Requirement> Reproduce the records below in their entirety, character for character.

Entries with figure data
----------

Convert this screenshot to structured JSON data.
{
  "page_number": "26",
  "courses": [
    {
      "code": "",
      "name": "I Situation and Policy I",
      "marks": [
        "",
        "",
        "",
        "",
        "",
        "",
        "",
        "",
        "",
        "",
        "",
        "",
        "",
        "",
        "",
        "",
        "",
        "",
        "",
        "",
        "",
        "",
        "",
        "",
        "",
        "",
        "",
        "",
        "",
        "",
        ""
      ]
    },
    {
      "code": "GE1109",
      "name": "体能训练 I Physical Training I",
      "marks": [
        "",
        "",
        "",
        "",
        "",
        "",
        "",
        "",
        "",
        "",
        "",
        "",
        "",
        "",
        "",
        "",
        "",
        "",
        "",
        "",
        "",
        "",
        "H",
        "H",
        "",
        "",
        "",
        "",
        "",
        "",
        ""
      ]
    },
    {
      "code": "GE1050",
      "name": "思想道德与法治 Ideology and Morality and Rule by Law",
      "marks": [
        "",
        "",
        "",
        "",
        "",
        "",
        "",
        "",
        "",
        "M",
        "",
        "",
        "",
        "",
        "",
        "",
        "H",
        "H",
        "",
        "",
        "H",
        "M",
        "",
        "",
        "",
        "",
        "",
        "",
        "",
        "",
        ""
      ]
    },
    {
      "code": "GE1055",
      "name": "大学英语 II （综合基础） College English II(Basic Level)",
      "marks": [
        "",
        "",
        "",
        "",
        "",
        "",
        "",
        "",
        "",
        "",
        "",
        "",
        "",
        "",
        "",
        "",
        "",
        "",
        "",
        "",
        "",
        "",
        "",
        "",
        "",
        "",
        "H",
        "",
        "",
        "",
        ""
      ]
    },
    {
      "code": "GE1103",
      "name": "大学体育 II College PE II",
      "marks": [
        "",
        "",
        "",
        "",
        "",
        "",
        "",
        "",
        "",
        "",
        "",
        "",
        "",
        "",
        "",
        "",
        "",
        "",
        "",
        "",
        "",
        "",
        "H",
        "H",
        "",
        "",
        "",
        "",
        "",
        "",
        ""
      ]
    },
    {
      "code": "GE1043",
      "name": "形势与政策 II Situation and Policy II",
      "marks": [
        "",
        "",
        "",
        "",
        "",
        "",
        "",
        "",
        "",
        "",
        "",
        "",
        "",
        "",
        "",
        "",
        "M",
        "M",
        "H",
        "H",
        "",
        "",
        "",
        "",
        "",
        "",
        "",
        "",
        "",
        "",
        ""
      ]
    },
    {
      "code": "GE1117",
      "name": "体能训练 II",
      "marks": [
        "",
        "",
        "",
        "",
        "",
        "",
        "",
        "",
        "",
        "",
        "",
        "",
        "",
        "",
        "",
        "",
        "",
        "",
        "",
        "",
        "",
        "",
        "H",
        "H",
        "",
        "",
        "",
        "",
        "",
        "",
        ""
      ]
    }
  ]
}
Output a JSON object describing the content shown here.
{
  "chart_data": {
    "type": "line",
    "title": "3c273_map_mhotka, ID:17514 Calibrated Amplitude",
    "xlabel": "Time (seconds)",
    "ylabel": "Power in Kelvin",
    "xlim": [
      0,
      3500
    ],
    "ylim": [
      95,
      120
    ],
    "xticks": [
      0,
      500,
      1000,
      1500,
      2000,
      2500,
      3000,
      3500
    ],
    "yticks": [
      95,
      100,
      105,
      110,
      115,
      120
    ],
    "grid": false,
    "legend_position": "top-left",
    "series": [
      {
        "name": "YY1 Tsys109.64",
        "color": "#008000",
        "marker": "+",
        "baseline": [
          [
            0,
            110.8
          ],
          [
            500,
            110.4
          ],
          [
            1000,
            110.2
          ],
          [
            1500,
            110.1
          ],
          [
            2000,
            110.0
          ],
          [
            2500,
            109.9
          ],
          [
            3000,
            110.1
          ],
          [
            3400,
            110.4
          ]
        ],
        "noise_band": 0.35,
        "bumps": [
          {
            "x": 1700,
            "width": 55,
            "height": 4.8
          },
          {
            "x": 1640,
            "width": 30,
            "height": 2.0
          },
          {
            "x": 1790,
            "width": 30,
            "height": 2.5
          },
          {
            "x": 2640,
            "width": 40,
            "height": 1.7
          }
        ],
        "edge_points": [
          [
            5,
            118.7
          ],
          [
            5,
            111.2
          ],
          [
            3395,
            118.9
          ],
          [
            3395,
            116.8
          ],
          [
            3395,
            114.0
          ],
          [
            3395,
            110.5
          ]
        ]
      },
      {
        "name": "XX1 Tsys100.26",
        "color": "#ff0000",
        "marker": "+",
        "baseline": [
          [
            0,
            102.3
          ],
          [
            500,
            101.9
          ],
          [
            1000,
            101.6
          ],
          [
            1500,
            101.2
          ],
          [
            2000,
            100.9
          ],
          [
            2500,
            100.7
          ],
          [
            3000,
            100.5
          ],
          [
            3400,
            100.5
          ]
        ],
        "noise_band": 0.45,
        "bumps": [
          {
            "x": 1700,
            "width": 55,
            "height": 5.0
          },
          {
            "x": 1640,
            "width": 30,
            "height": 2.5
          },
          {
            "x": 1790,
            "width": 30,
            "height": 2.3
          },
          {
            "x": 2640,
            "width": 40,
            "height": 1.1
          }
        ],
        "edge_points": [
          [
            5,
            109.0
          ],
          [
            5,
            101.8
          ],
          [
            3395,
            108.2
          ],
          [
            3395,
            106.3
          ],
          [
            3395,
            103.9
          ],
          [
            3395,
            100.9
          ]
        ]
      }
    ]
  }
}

----------

Reply>
Convert this screenshot to structured JSON data.
{
  "page_number": "26",
  "courses": [
    {
      "code": "",
      "name": "I Situation and Policy I",
      "marks": [
        "",
        "",
        "",
        "",
        "",
        "",
        "",
        "",
        "",
        "",
        "",
        "",
        "",
        "",
        "",
        "",
        "",
        "",
        "",
        "",
        "",
        "",
        "",
        "",
        "",
        "",
        "",
        "",
        "",
        "",
        ""
      ]
    },
    {
      "code": "GE1109",
      "name": "体能训练 I Physical Training I",
      "marks": [
        "",
        "",
        "",
        "",
        "",
        "",
        "",
        "",
        "",
        "",
        "",
        "",
        "",
        "",
        "",
        "",
        "",
        "",
        "",
        "",
        "",
        "",
        "H",
        "H",
        "",
        "",
        "",
        "",
        "",
        "",
        ""
      ]
    },
    {
      "code": "GE1050",
      "name": "思想道德与法治 Ideology and Morality and Rule by Law",
      "marks": [
        "",
        "",
        "",
        "",
        "",
        "",
        "",
        "",
        "",
        "M",
        "",
        "",
        "",
        "",
        "",
        "",
        "H",
        "H",
        "",
        "",
        "H",
        "M",
        "",
        "",
        "",
        "",
        "",
        "",
        "",
        "",
        ""
      ]
    },
    {
      "code": "GE1055",
      "name": "大学英语 II （综合基础） College English II(Basic Level)",
      "marks": [
        "",
        "",
        "",
        "",
        "",
        "",
        "",
        "",
        "",
        "",
        "",
        "",
        "",
        "",
        "",
        "",
        "",
        "",
        "",
        "",
        "",
        "",
        "",
        "",
        "",
        "",
        "H",
        "",
        "",
        "",
        ""
      ]
    },
    {
      "code": "GE1103",
      "name": "大学体育 II College PE II",
      "marks": [
        "",
        "",
        "",
        "",
        "",
        "",
        "",
        "",
        "",
        "",
        "",
        "",
        "",
        "",
        "",
        "",
        "",
        "",
        "",
        "",
        "",
        "",
        "H",
        "H",
        "",
        "",
        "",
        "",
        "",
        "",
        ""
      ]
    },
    {
      "code": "GE1043",
      "name": "形势与政策 II Situation and Policy II",
      "marks": [
        "",
        "",
        "",
        "",
        "",
        "",
        "",
        "",
        "",
        "",
        "",
        "",
        "",
        "",
        "",
        "",
        "M",
        "M",
        "H",
        "H",
        "",
        "",
        "",
        "",
        "",
        "",
        "",
        "",
        "",
        "",
        ""
      ]
    },
    {
      "code": "GE1117",
      "name": "体能训练 II",
      "marks": [
        "",
        "",
        "",
        "",
        "",
        "",
        "",
        "",
        "",
        "",
        "",
        "",
        "",
        "",
        "",
        "",
        "",
        "",
        "",
        "",
        "",
        "",
        "H",
        "H",
        "",
        "",
        "",
        "",
        "",
        "",
        ""
      ]
    }
  ]
}
Output a JSON object describing the content shown here.
{
  "chart_data": {
    "type": "line",
    "title": "3c273_map_mhotka, ID:17514 Calibrated Amplitude",
    "xlabel": "Time (seconds)",
    "ylabel": "Power in Kelvin",
    "xlim": [
      0,
      3500
    ],
    "ylim": [
      95,
      120
    ],
    "xticks": [
      0,
      500,
      1000,
      1500,
      2000,
      2500,
      3000,
      3500
    ],
    "yticks": [
      95,
      100,
      105,
      110,
      115,
      120
    ],
    "grid": false,
    "legend_position": "top-left",
    "series": [
      {
        "name": "YY1 Tsys109.64",
        "color": "#008000",
        "marker": "+",
        "baseline": [
          [
            0,
            110.8
          ],
          [
            500,
            110.4
          ],
          [
            1000,
            110.2
          ],
          [
            1500,
            110.1
          ],
          [
            2000,
            110.0
          ],
          [
            2500,
            109.9
          ],
          [
            3000,
            110.1
          ],
          [
            3400,
            110.4
          ]
        ],
        "noise_band": 0.35,
        "bumps": [
          {
            "x": 1700,
            "width": 55,
            "height": 4.8
          },
          {
            "x": 1640,
            "width": 30,
            "height": 2.0
          },
          {
            "x": 1790,
            "width": 30,
            "height": 2.5
          },
          {
            "x": 2640,
            "width": 40,
            "height": 1.7
          }
        ],
        "edge_points": [
          [
            5,
            118.7
          ],
          [
            5,
            111.2
          ],
          [
            3395,
            118.9
          ],
          [
            3395,
            116.8
          ],
          [
            3395,
            114.0
          ],
          [
            3395,
            110.5
          ]
        ]
      },
      {
        "name": "XX1 Tsys100.26",
        "color": "#ff0000",
        "marker": "+",
        "baseline": [
          [
            0,
            102.3
          ],
          [
            500,
            101.9
          ],
          [
            1000,
            101.6
          ],
          [
            1500,
            101.2
          ],
          [
            2000,
            100.9
          ],
          [
            2500,
            100.7
          ],
          [
            3000,
            100.5
          ],
          [
            3400,
            100.5
          ]
        ],
        "noise_band": 0.45,
        "bumps": [
          {
            "x": 1700,
            "width": 55,
            "height": 5.0
          },
          {
            "x": 1640,
            "width": 30,
            "height": 2.5
          },
          {
            "x": 1790,
            "width": 30,
            "height": 2.3
          },
          {
            "x": 2640,
            "width": 40,
            "height": 1.1
          }
        ],
        "edge_points": [
          [
            5,
            109.0
          ],
          [
            5,
            101.8
          ],
          [
            3395,
            108.2
          ],
          [
            3395,
            106.3
          ],
          [
            3395,
            103.9
          ],
          [
            3395,
            100.9
          ]
        ]
      }
    ]
  }
}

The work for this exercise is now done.